_GIVEN TASK_
Can you recast the lines below as a numbered list, starting with the line that contains "Text: Blue: Blue (113, 62, 165, 86)" and going on through the line that contains "Text: 28: 28 (203, 767, 220, 780)", with any blank lines left out? Include only those lines.
** Start INFORMATION SHOWN **
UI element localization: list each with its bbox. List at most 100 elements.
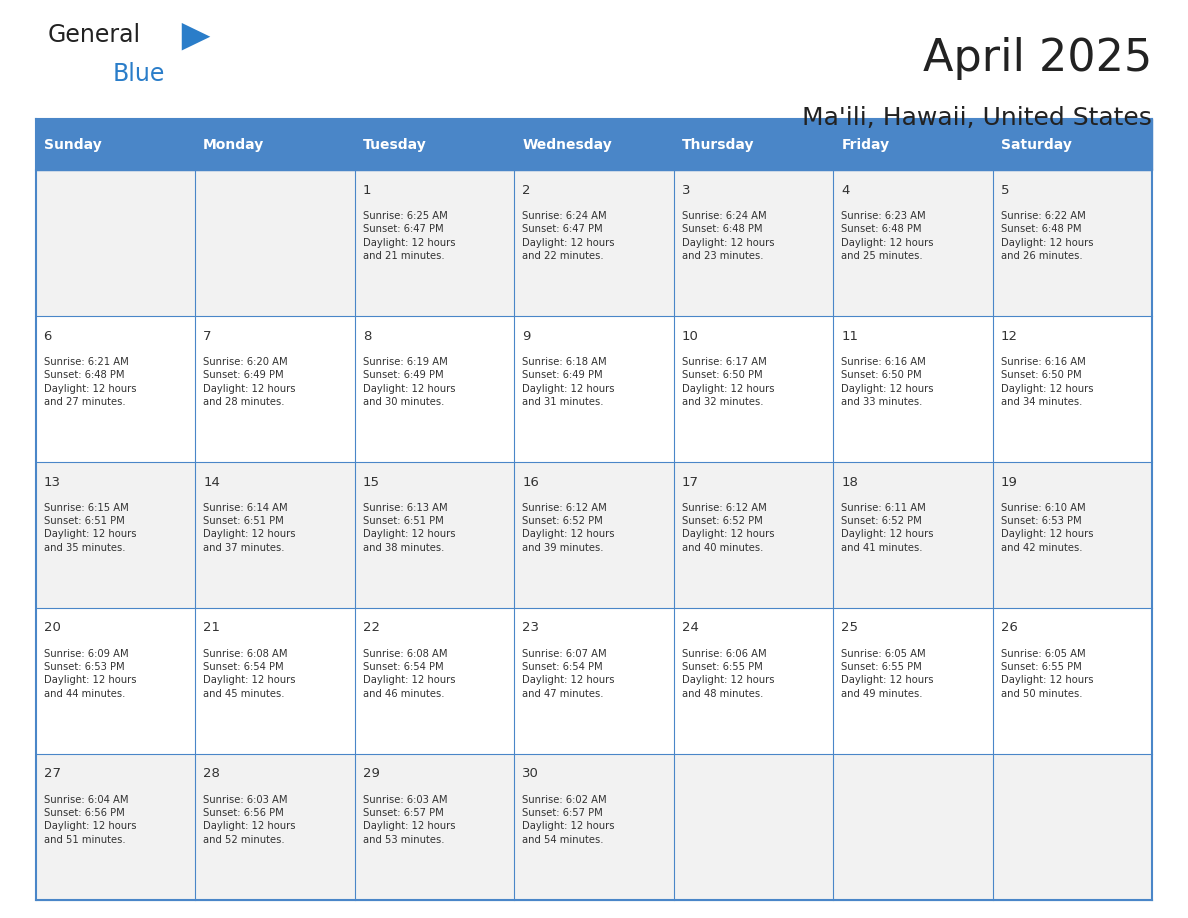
Text: Blue: Blue (113, 62, 165, 86)
Text: Sunrise: 6:07 AM
Sunset: 6:54 PM
Daylight: 12 hours
and 47 minutes.: Sunrise: 6:07 AM Sunset: 6:54 PM Dayligh… (523, 649, 614, 699)
Text: Sunrise: 6:12 AM
Sunset: 6:52 PM
Daylight: 12 hours
and 40 minutes.: Sunrise: 6:12 AM Sunset: 6:52 PM Dayligh… (682, 503, 775, 553)
FancyBboxPatch shape (36, 754, 195, 900)
FancyBboxPatch shape (833, 170, 993, 316)
FancyBboxPatch shape (514, 316, 674, 462)
FancyBboxPatch shape (833, 608, 993, 754)
Text: Sunrise: 6:15 AM
Sunset: 6:51 PM
Daylight: 12 hours
and 35 minutes.: Sunrise: 6:15 AM Sunset: 6:51 PM Dayligh… (44, 503, 137, 553)
FancyBboxPatch shape (993, 316, 1152, 462)
FancyBboxPatch shape (674, 754, 833, 900)
FancyBboxPatch shape (993, 170, 1152, 316)
Text: Tuesday: Tuesday (362, 138, 426, 151)
Text: Sunrise: 6:11 AM
Sunset: 6:52 PM
Daylight: 12 hours
and 41 minutes.: Sunrise: 6:11 AM Sunset: 6:52 PM Dayligh… (841, 503, 934, 553)
FancyBboxPatch shape (833, 754, 993, 900)
Text: Sunrise: 6:02 AM
Sunset: 6:57 PM
Daylight: 12 hours
and 54 minutes.: Sunrise: 6:02 AM Sunset: 6:57 PM Dayligh… (523, 795, 614, 845)
Text: Wednesday: Wednesday (523, 138, 612, 151)
Text: 28: 28 (203, 767, 220, 780)
Text: Sunrise: 6:08 AM
Sunset: 6:54 PM
Daylight: 12 hours
and 46 minutes.: Sunrise: 6:08 AM Sunset: 6:54 PM Dayligh… (362, 649, 455, 699)
Text: Sunrise: 6:12 AM
Sunset: 6:52 PM
Daylight: 12 hours
and 39 minutes.: Sunrise: 6:12 AM Sunset: 6:52 PM Dayligh… (523, 503, 614, 553)
Text: 4: 4 (841, 184, 849, 196)
Text: 1: 1 (362, 184, 371, 196)
FancyBboxPatch shape (195, 608, 355, 754)
Text: Sunrise: 6:24 AM
Sunset: 6:47 PM
Daylight: 12 hours
and 22 minutes.: Sunrise: 6:24 AM Sunset: 6:47 PM Dayligh… (523, 211, 614, 261)
Text: 26: 26 (1000, 621, 1018, 634)
Text: Sunrise: 6:05 AM
Sunset: 6:55 PM
Daylight: 12 hours
and 49 minutes.: Sunrise: 6:05 AM Sunset: 6:55 PM Dayligh… (841, 649, 934, 699)
Text: 5: 5 (1000, 184, 1010, 196)
Text: Sunrise: 6:03 AM
Sunset: 6:56 PM
Daylight: 12 hours
and 52 minutes.: Sunrise: 6:03 AM Sunset: 6:56 PM Dayligh… (203, 795, 296, 845)
Text: 25: 25 (841, 621, 858, 634)
Text: 3: 3 (682, 184, 690, 196)
Text: Sunrise: 6:09 AM
Sunset: 6:53 PM
Daylight: 12 hours
and 44 minutes.: Sunrise: 6:09 AM Sunset: 6:53 PM Dayligh… (44, 649, 137, 699)
Text: 15: 15 (362, 476, 380, 488)
FancyBboxPatch shape (674, 462, 833, 608)
Text: Sunrise: 6:20 AM
Sunset: 6:49 PM
Daylight: 12 hours
and 28 minutes.: Sunrise: 6:20 AM Sunset: 6:49 PM Dayligh… (203, 357, 296, 407)
Text: Sunrise: 6:21 AM
Sunset: 6:48 PM
Daylight: 12 hours
and 27 minutes.: Sunrise: 6:21 AM Sunset: 6:48 PM Dayligh… (44, 357, 137, 407)
FancyBboxPatch shape (195, 316, 355, 462)
FancyBboxPatch shape (993, 462, 1152, 608)
FancyBboxPatch shape (36, 316, 195, 462)
Text: 29: 29 (362, 767, 379, 780)
Text: Sunrise: 6:16 AM
Sunset: 6:50 PM
Daylight: 12 hours
and 33 minutes.: Sunrise: 6:16 AM Sunset: 6:50 PM Dayligh… (841, 357, 934, 407)
Text: 21: 21 (203, 621, 220, 634)
FancyBboxPatch shape (993, 119, 1152, 170)
FancyBboxPatch shape (833, 462, 993, 608)
FancyBboxPatch shape (674, 119, 833, 170)
Text: Saturday: Saturday (1000, 138, 1072, 151)
Text: 17: 17 (682, 476, 699, 488)
Text: Monday: Monday (203, 138, 265, 151)
Text: Ma'ili, Hawaii, United States: Ma'ili, Hawaii, United States (802, 106, 1152, 129)
Text: 14: 14 (203, 476, 220, 488)
FancyBboxPatch shape (514, 462, 674, 608)
FancyBboxPatch shape (514, 119, 674, 170)
Text: Friday: Friday (841, 138, 890, 151)
Text: Sunrise: 6:13 AM
Sunset: 6:51 PM
Daylight: 12 hours
and 38 minutes.: Sunrise: 6:13 AM Sunset: 6:51 PM Dayligh… (362, 503, 455, 553)
Text: Sunrise: 6:18 AM
Sunset: 6:49 PM
Daylight: 12 hours
and 31 minutes.: Sunrise: 6:18 AM Sunset: 6:49 PM Dayligh… (523, 357, 614, 407)
Text: 13: 13 (44, 476, 61, 488)
Text: 18: 18 (841, 476, 858, 488)
Text: Sunrise: 6:04 AM
Sunset: 6:56 PM
Daylight: 12 hours
and 51 minutes.: Sunrise: 6:04 AM Sunset: 6:56 PM Dayligh… (44, 795, 137, 845)
Text: Sunrise: 6:22 AM
Sunset: 6:48 PM
Daylight: 12 hours
and 26 minutes.: Sunrise: 6:22 AM Sunset: 6:48 PM Dayligh… (1000, 211, 1093, 261)
FancyBboxPatch shape (833, 316, 993, 462)
FancyBboxPatch shape (355, 170, 514, 316)
Text: Sunrise: 6:05 AM
Sunset: 6:55 PM
Daylight: 12 hours
and 50 minutes.: Sunrise: 6:05 AM Sunset: 6:55 PM Dayligh… (1000, 649, 1093, 699)
Text: 23: 23 (523, 621, 539, 634)
FancyBboxPatch shape (514, 754, 674, 900)
Text: Sunrise: 6:10 AM
Sunset: 6:53 PM
Daylight: 12 hours
and 42 minutes.: Sunrise: 6:10 AM Sunset: 6:53 PM Dayligh… (1000, 503, 1093, 553)
Text: 27: 27 (44, 767, 61, 780)
FancyBboxPatch shape (674, 316, 833, 462)
FancyBboxPatch shape (195, 462, 355, 608)
Text: Sunrise: 6:06 AM
Sunset: 6:55 PM
Daylight: 12 hours
and 48 minutes.: Sunrise: 6:06 AM Sunset: 6:55 PM Dayligh… (682, 649, 775, 699)
FancyBboxPatch shape (36, 170, 195, 316)
Text: Thursday: Thursday (682, 138, 754, 151)
Text: Sunrise: 6:25 AM
Sunset: 6:47 PM
Daylight: 12 hours
and 21 minutes.: Sunrise: 6:25 AM Sunset: 6:47 PM Dayligh… (362, 211, 455, 261)
FancyBboxPatch shape (674, 170, 833, 316)
FancyBboxPatch shape (514, 608, 674, 754)
Text: General: General (48, 23, 140, 47)
FancyBboxPatch shape (833, 119, 993, 170)
FancyBboxPatch shape (36, 608, 195, 754)
Text: April 2025: April 2025 (923, 37, 1152, 80)
Text: 30: 30 (523, 767, 539, 780)
Text: Sunrise: 6:19 AM
Sunset: 6:49 PM
Daylight: 12 hours
and 30 minutes.: Sunrise: 6:19 AM Sunset: 6:49 PM Dayligh… (362, 357, 455, 407)
Text: Sunrise: 6:14 AM
Sunset: 6:51 PM
Daylight: 12 hours
and 37 minutes.: Sunrise: 6:14 AM Sunset: 6:51 PM Dayligh… (203, 503, 296, 553)
Text: 16: 16 (523, 476, 539, 488)
FancyBboxPatch shape (355, 608, 514, 754)
FancyBboxPatch shape (993, 754, 1152, 900)
FancyBboxPatch shape (195, 754, 355, 900)
Text: Sunrise: 6:17 AM
Sunset: 6:50 PM
Daylight: 12 hours
and 32 minutes.: Sunrise: 6:17 AM Sunset: 6:50 PM Dayligh… (682, 357, 775, 407)
FancyBboxPatch shape (36, 462, 195, 608)
Text: Sunrise: 6:24 AM
Sunset: 6:48 PM
Daylight: 12 hours
and 23 minutes.: Sunrise: 6:24 AM Sunset: 6:48 PM Dayligh… (682, 211, 775, 261)
FancyBboxPatch shape (514, 170, 674, 316)
Polygon shape (182, 23, 210, 50)
FancyBboxPatch shape (36, 119, 195, 170)
FancyBboxPatch shape (195, 170, 355, 316)
FancyBboxPatch shape (993, 608, 1152, 754)
Text: Sunday: Sunday (44, 138, 101, 151)
Text: Sunrise: 6:08 AM
Sunset: 6:54 PM
Daylight: 12 hours
and 45 minutes.: Sunrise: 6:08 AM Sunset: 6:54 PM Dayligh… (203, 649, 296, 699)
FancyBboxPatch shape (355, 462, 514, 608)
Text: 8: 8 (362, 330, 371, 342)
Text: 24: 24 (682, 621, 699, 634)
FancyBboxPatch shape (355, 316, 514, 462)
Text: Sunrise: 6:16 AM
Sunset: 6:50 PM
Daylight: 12 hours
and 34 minutes.: Sunrise: 6:16 AM Sunset: 6:50 PM Dayligh… (1000, 357, 1093, 407)
FancyBboxPatch shape (674, 608, 833, 754)
Text: 20: 20 (44, 621, 61, 634)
** End INFORMATION SHOWN **
_ANSWER BELOW_
1. Text: Blue: Blue (113, 62, 165, 86)
2. Text: Sunrise: 6:07 AM
3. Sunset: 6:54 PM
4. Daylight: 12 hours
5. and 47 minutes.: Sunrise: 6:07 AM Sunset: 6:54 PM Dayligh… (523, 649, 614, 699)
6. Text: Sunrise: 6:12 AM
7. Sunset: 6:52 PM
8. Daylight: 12 hours
9. and 40 minutes.: Sunrise: 6:12 AM Sunset: 6:52 PM Dayligh… (682, 503, 775, 553)
10. FancyBboxPatch shape (36, 754, 195, 900)
11. FancyBboxPatch shape (833, 170, 993, 316)
12. FancyBboxPatch shape (514, 316, 674, 462)
13. FancyBboxPatch shape (833, 608, 993, 754)
14. Text: Sunrise: 6:15 AM
15. Sunset: 6:51 PM
16. Daylight: 12 hours
17. and 35 minutes.: Sunrise: 6:15 AM Sunset: 6:51 PM Dayligh… (44, 503, 137, 553)
18. FancyBboxPatch shape (993, 316, 1152, 462)
19. FancyBboxPatch shape (674, 754, 833, 900)
20. FancyBboxPatch shape (993, 170, 1152, 316)
21. Text: Tuesday: Tuesday (362, 138, 426, 151)
22. Text: Sunrise: 6:11 AM
23. Sunset: 6:52 PM
24. Daylight: 12 hours
25. and 41 minutes.: Sunrise: 6:11 AM Sunset: 6:52 PM Dayligh… (841, 503, 934, 553)
26. FancyBboxPatch shape (833, 754, 993, 900)
27. Text: Sunrise: 6:02 AM
28. Sunset: 6:57 PM
29. Daylight: 12 hours
30. and 54 minutes.: Sunrise: 6:02 AM Sunset: 6:57 PM Dayligh… (523, 795, 614, 845)
31. Text: Wednesday: Wednesday (523, 138, 612, 151)
32. Text: 28: 28 (203, 767, 220, 780)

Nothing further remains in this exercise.